◆ EXERCISE PROMPT ◆
Look at the entries below and reproduce them exactly.

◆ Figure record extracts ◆

-- Begin --

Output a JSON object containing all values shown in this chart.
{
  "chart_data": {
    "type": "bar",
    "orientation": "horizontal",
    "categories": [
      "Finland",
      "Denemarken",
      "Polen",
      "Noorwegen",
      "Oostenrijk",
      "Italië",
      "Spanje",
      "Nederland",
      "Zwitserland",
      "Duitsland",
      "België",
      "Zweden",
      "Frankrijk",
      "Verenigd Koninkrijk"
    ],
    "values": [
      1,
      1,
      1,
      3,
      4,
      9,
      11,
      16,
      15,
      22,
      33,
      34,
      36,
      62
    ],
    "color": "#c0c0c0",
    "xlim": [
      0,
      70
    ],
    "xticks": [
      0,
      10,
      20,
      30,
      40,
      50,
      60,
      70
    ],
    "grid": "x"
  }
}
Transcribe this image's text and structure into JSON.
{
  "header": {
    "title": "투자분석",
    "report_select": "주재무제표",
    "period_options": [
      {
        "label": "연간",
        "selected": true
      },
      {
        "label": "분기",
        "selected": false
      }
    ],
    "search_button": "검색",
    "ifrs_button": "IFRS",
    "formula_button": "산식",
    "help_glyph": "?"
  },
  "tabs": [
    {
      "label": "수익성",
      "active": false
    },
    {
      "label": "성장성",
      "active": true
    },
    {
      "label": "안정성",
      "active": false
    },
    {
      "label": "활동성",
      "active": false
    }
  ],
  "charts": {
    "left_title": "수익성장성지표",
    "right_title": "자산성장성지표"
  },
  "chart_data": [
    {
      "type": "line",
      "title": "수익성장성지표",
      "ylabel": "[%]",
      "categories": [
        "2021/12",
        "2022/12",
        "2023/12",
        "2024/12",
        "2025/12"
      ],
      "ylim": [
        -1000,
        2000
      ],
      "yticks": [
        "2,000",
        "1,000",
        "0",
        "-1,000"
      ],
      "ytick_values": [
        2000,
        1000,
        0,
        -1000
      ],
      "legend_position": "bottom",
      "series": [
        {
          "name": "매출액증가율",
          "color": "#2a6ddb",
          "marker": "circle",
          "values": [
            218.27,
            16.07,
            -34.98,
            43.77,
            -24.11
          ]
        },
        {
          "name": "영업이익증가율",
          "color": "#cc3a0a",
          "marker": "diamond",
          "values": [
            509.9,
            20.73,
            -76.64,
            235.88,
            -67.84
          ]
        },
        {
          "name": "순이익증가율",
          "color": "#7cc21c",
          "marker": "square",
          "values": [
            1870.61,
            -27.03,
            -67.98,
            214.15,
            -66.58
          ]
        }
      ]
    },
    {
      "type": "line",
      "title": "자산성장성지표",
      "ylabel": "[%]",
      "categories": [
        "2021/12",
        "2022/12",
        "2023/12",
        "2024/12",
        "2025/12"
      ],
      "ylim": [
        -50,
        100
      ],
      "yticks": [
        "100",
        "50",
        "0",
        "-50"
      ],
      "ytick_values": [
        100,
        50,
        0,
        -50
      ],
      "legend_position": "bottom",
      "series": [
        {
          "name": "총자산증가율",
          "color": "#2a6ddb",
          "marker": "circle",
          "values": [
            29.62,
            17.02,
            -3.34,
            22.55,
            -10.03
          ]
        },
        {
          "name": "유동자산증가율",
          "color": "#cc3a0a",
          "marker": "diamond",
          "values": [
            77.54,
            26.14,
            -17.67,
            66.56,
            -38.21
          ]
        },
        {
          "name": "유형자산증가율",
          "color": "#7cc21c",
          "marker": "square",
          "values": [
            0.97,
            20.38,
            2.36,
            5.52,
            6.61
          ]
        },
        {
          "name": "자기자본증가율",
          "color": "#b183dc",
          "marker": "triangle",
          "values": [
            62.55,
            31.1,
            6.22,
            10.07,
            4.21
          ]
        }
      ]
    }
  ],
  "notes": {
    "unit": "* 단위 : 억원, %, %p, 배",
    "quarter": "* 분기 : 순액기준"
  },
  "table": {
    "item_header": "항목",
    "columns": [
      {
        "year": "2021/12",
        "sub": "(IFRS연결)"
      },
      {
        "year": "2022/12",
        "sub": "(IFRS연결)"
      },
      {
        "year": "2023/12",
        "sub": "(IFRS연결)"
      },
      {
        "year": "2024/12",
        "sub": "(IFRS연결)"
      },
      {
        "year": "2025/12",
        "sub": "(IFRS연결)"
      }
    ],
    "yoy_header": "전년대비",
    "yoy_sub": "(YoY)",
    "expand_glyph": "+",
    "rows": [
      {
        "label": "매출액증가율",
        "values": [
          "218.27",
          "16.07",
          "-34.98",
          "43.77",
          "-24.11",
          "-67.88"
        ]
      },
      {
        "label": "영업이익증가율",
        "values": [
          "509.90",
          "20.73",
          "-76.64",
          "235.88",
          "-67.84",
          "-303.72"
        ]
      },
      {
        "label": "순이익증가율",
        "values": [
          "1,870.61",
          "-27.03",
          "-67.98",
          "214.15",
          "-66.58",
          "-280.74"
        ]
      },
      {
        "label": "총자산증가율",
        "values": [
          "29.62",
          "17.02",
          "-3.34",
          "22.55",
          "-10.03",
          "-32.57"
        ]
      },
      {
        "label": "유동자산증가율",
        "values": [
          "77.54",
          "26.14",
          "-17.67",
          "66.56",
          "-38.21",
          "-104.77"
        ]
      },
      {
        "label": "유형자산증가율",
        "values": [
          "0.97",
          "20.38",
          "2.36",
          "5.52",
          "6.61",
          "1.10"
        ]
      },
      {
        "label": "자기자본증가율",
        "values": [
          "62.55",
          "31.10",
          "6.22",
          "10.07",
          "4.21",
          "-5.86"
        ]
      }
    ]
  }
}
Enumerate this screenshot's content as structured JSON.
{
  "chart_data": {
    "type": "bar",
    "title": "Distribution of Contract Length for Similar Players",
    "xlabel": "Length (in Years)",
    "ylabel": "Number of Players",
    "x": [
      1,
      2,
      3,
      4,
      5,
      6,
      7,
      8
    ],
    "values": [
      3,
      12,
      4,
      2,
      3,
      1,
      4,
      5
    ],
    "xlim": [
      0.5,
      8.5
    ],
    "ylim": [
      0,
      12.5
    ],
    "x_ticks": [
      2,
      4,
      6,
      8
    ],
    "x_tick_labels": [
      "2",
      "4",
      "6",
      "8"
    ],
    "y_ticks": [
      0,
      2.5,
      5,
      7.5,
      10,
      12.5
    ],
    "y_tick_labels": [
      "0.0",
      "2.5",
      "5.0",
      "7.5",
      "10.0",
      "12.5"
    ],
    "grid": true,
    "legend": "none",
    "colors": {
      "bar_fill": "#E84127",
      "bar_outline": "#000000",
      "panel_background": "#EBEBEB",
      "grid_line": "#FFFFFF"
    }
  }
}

-- End --

◆ RIGHT ANSWER ◆
Output a JSON object containing all values shown in this chart.
{
  "chart_data": {
    "type": "bar",
    "orientation": "horizontal",
    "categories": [
      "Finland",
      "Denemarken",
      "Polen",
      "Noorwegen",
      "Oostenrijk",
      "Italië",
      "Spanje",
      "Nederland",
      "Zwitserland",
      "Duitsland",
      "België",
      "Zweden",
      "Frankrijk",
      "Verenigd Koninkrijk"
    ],
    "values": [
      1,
      1,
      1,
      3,
      4,
      9,
      11,
      16,
      15,
      22,
      33,
      34,
      36,
      62
    ],
    "color": "#c0c0c0",
    "xlim": [
      0,
      70
    ],
    "xticks": [
      0,
      10,
      20,
      30,
      40,
      50,
      60,
      70
    ],
    "grid": "x"
  }
}
Transcribe this image's text and structure into JSON.
{
  "header": {
    "title": "투자분석",
    "report_select": "주재무제표",
    "period_options": [
      {
        "label": "연간",
        "selected": true
      },
      {
        "label": "분기",
        "selected": false
      }
    ],
    "search_button": "검색",
    "ifrs_button": "IFRS",
    "formula_button": "산식",
    "help_glyph": "?"
  },
  "tabs": [
    {
      "label": "수익성",
      "active": false
    },
    {
      "label": "성장성",
      "active": true
    },
    {
      "label": "안정성",
      "active": false
    },
    {
      "label": "활동성",
      "active": false
    }
  ],
  "charts": {
    "left_title": "수익성장성지표",
    "right_title": "자산성장성지표"
  },
  "chart_data": [
    {
      "type": "line",
      "title": "수익성장성지표",
      "ylabel": "[%]",
      "categories": [
        "2021/12",
        "2022/12",
        "2023/12",
        "2024/12",
        "2025/12"
      ],
      "ylim": [
        -1000,
        2000
      ],
      "yticks": [
        "2,000",
        "1,000",
        "0",
        "-1,000"
      ],
      "ytick_values": [
        2000,
        1000,
        0,
        -1000
      ],
      "legend_position": "bottom",
      "series": [
        {
          "name": "매출액증가율",
          "color": "#2a6ddb",
          "marker": "circle",
          "values": [
            218.27,
            16.07,
            -34.98,
            43.77,
            -24.11
          ]
        },
        {
          "name": "영업이익증가율",
          "color": "#cc3a0a",
          "marker": "diamond",
          "values": [
            509.9,
            20.73,
            -76.64,
            235.88,
            -67.84
          ]
        },
        {
          "name": "순이익증가율",
          "color": "#7cc21c",
          "marker": "square",
          "values": [
            1870.61,
            -27.03,
            -67.98,
            214.15,
            -66.58
          ]
        }
      ]
    },
    {
      "type": "line",
      "title": "자산성장성지표",
      "ylabel": "[%]",
      "categories": [
        "2021/12",
        "2022/12",
        "2023/12",
        "2024/12",
        "2025/12"
      ],
      "ylim": [
        -50,
        100
      ],
      "yticks": [
        "100",
        "50",
        "0",
        "-50"
      ],
      "ytick_values": [
        100,
        50,
        0,
        -50
      ],
      "legend_position": "bottom",
      "series": [
        {
          "name": "총자산증가율",
          "color": "#2a6ddb",
          "marker": "circle",
          "values": [
            29.62,
            17.02,
            -3.34,
            22.55,
            -10.03
          ]
        },
        {
          "name": "유동자산증가율",
          "color": "#cc3a0a",
          "marker": "diamond",
          "values": [
            77.54,
            26.14,
            -17.67,
            66.56,
            -38.21
          ]
        },
        {
          "name": "유형자산증가율",
          "color": "#7cc21c",
          "marker": "square",
          "values": [
            0.97,
            20.38,
            2.36,
            5.52,
            6.61
          ]
        },
        {
          "name": "자기자본증가율",
          "color": "#b183dc",
          "marker": "triangle",
          "values": [
            62.55,
            31.1,
            6.22,
            10.07,
            4.21
          ]
        }
      ]
    }
  ],
  "notes": {
    "unit": "* 단위 : 억원, %, %p, 배",
    "quarter": "* 분기 : 순액기준"
  },
  "table": {
    "item_header": "항목",
    "columns": [
      {
        "year": "2021/12",
        "sub": "(IFRS연결)"
      },
      {
        "year": "2022/12",
        "sub": "(IFRS연결)"
      },
      {
        "year": "2023/12",
        "sub": "(IFRS연결)"
      },
      {
        "year": "2024/12",
        "sub": "(IFRS연결)"
      },
      {
        "year": "2025/12",
        "sub": "(IFRS연결)"
      }
    ],
    "yoy_header": "전년대비",
    "yoy_sub": "(YoY)",
    "expand_glyph": "+",
    "rows": [
      {
        "label": "매출액증가율",
        "values": [
          "218.27",
          "16.07",
          "-34.98",
          "43.77",
          "-24.11",
          "-67.88"
        ]
      },
      {
        "label": "영업이익증가율",
        "values": [
          "509.90",
          "20.73",
          "-76.64",
          "235.88",
          "-67.84",
          "-303.72"
        ]
      },
      {
        "label": "순이익증가율",
        "values": [
          "1,870.61",
          "-27.03",
          "-67.98",
          "214.15",
          "-66.58",
          "-280.74"
        ]
      },
      {
        "label": "총자산증가율",
        "values": [
          "29.62",
          "17.02",
          "-3.34",
          "22.55",
          "-10.03",
          "-32.57"
        ]
      },
      {
        "label": "유동자산증가율",
        "values": [
          "77.54",
          "26.14",
          "-17.67",
          "66.56",
          "-38.21",
          "-104.77"
        ]
      },
      {
        "label": "유형자산증가율",
        "values": [
          "0.97",
          "20.38",
          "2.36",
          "5.52",
          "6.61",
          "1.10"
        ]
      },
      {
        "label": "자기자본증가율",
        "values": [
          "62.55",
          "31.10",
          "6.22",
          "10.07",
          "4.21",
          "-5.86"
        ]
      }
    ]
  }
}
Enumerate this screenshot's content as structured JSON.
{
  "chart_data": {
    "type": "bar",
    "title": "Distribution of Contract Length for Similar Players",
    "xlabel": "Length (in Years)",
    "ylabel": "Number of Players",
    "x": [
      1,
      2,
      3,
      4,
      5,
      6,
      7,
      8
    ],
    "values": [
      3,
      12,
      4,
      2,
      3,
      1,
      4,
      5
    ],
    "xlim": [
      0.5,
      8.5
    ],
    "ylim": [
      0,
      12.5
    ],
    "x_ticks": [
      2,
      4,
      6,
      8
    ],
    "x_tick_labels": [
      "2",
      "4",
      "6",
      "8"
    ],
    "y_ticks": [
      0,
      2.5,
      5,
      7.5,
      10,
      12.5
    ],
    "y_tick_labels": [
      "0.0",
      "2.5",
      "5.0",
      "7.5",
      "10.0",
      "12.5"
    ],
    "grid": true,
    "legend": "none",
    "colors": {
      "bar_fill": "#E84127",
      "bar_outline": "#000000",
      "panel_background": "#EBEBEB",
      "grid_line": "#FFFFFF"
    }
  }
}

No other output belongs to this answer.